Problem details: Return each line of the data below exactly, omitting any pictures.

============================================================

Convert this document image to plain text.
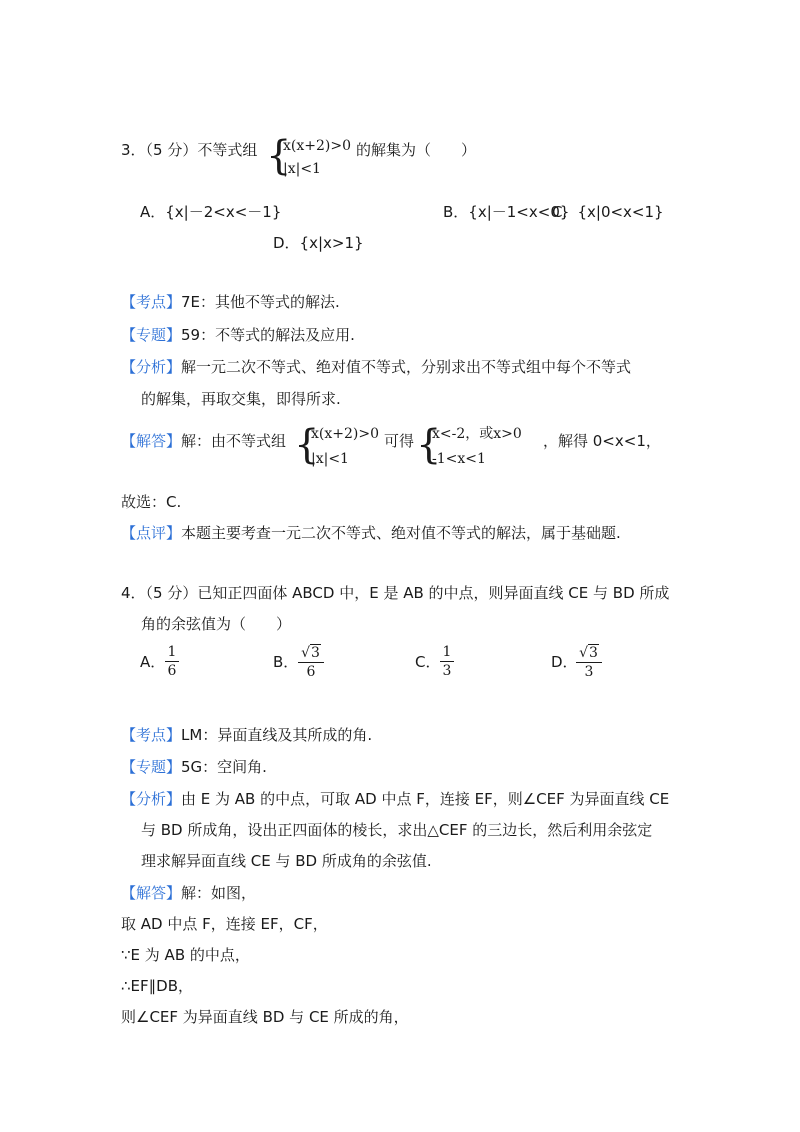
3．（5 分）不等式组 {
x(x+2)>0
|x|<1
的解集为（　　）
A．{x|－2<x<－1}	B．{x|－1<x<0}
C．{x|0<x<1}
D．{x|x>1}
【考点】7E：其他不等式的解法.
【专题】59：不等式的解法及应用.
【分析】解一元二次不等式、绝对值不等式，分别求出不等式组中每个不等式
的解集，再取交集，即得所求.
【解答】解：由不等式组 {
x(x+2)>0
|x|<1
可得 {
x<-2，或x>0
-1<x<1
，解得 0<x<1，
故选：C.
【点评】本题主要考查一元二次不等式、绝对值不等式的解法，属于基础题.
4．（5 分）已知正四面体 ABCD 中，E 是 AB 的中点，则异面直线 CE 与 BD 所成
角的余弦值为（　　）
A．
1
6	B． √3
6
C．
1
3	D． √3
3
【考点】LM：异面直线及其所成的角.
【专题】5G：空间角.
【分析】由 E 为 AB 的中点，可取 AD 中点 F，连接 EF，则∠CEF 为异面直线 CE
与 BD 所成角，设出正四面体的棱长，求出△CEF 的三边长，然后利用余弦定
理求解异面直线 CE 与 BD 所成角的余弦值.
【解答】解：如图，
取 AD 中点 F，连接 EF，CF，
∵E 为 AB 的中点，
∴EF∥DB，
则∠CEF 为异面直线 BD 与 CE 所成的角，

============================================================

Solution to this problem:
Convert this document image to plain text.
3．（5 分）不等式组 {
x(x+2)>0
|x|<1
的解集为（　　）
A．{x|－2<x<－1}	B．{x|－1<x<0}
C．{x|0<x<1}
D．{x|x>1}
【考点】7E：其他不等式的解法.
【专题】59：不等式的解法及应用.
【分析】解一元二次不等式、绝对值不等式，分别求出不等式组中每个不等式
的解集，再取交集，即得所求.
【解答】解：由不等式组 {
x(x+2)>0
|x|<1
可得 {
x<-2，或x>0
-1<x<1
，解得 0<x<1，
故选：C.
【点评】本题主要考查一元二次不等式、绝对值不等式的解法，属于基础题.
4．（5 分）已知正四面体 ABCD 中，E 是 AB 的中点，则异面直线 CE 与 BD 所成
角的余弦值为（　　）
A．
1
6	B． √3
6
C．
1
3	D． √3
3
【考点】LM：异面直线及其所成的角.
【专题】5G：空间角.
【分析】由 E 为 AB 的中点，可取 AD 中点 F，连接 EF，则∠CEF 为异面直线 CE
与 BD 所成角，设出正四面体的棱长，求出△CEF 的三边长，然后利用余弦定
理求解异面直线 CE 与 BD 所成角的余弦值.
【解答】解：如图，
取 AD 中点 F，连接 EF，CF，
∵E 为 AB 的中点，
∴EF∥DB，
则∠CEF 为异面直线 BD 与 CE 所成的角，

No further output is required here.